Your task — Make an exact copy of the listing below.

Data for processing —
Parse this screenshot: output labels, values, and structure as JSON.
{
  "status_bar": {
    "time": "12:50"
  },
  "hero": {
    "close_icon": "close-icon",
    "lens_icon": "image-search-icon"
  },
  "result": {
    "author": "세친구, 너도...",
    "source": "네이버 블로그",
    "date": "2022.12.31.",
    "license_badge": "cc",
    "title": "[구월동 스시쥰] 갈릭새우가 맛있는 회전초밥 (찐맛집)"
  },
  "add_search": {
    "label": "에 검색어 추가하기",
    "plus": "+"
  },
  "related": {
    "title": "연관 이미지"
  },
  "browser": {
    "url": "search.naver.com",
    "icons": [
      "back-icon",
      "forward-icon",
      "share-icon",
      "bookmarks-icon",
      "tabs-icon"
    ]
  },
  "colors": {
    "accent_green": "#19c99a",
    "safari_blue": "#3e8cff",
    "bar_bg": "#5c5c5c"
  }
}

Exercise solution —
Parse this screenshot: output labels, values, and structure as JSON.
{
  "status_bar": {
    "time": "12:50"
  },
  "hero": {
    "close_icon": "close-icon",
    "lens_icon": "image-search-icon"
  },
  "result": {
    "author": "세친구, 너도...",
    "source": "네이버 블로그",
    "date": "2022.12.31.",
    "license_badge": "cc",
    "title": "[구월동 스시쥰] 갈릭새우가 맛있는 회전초밥 (찐맛집)"
  },
  "add_search": {
    "label": "에 검색어 추가하기",
    "plus": "+"
  },
  "related": {
    "title": "연관 이미지"
  },
  "browser": {
    "url": "search.naver.com",
    "icons": [
      "back-icon",
      "forward-icon",
      "share-icon",
      "bookmarks-icon",
      "tabs-icon"
    ]
  },
  "colors": {
    "accent_green": "#19c99a",
    "safari_blue": "#3e8cff",
    "bar_bg": "#5c5c5c"
  }
}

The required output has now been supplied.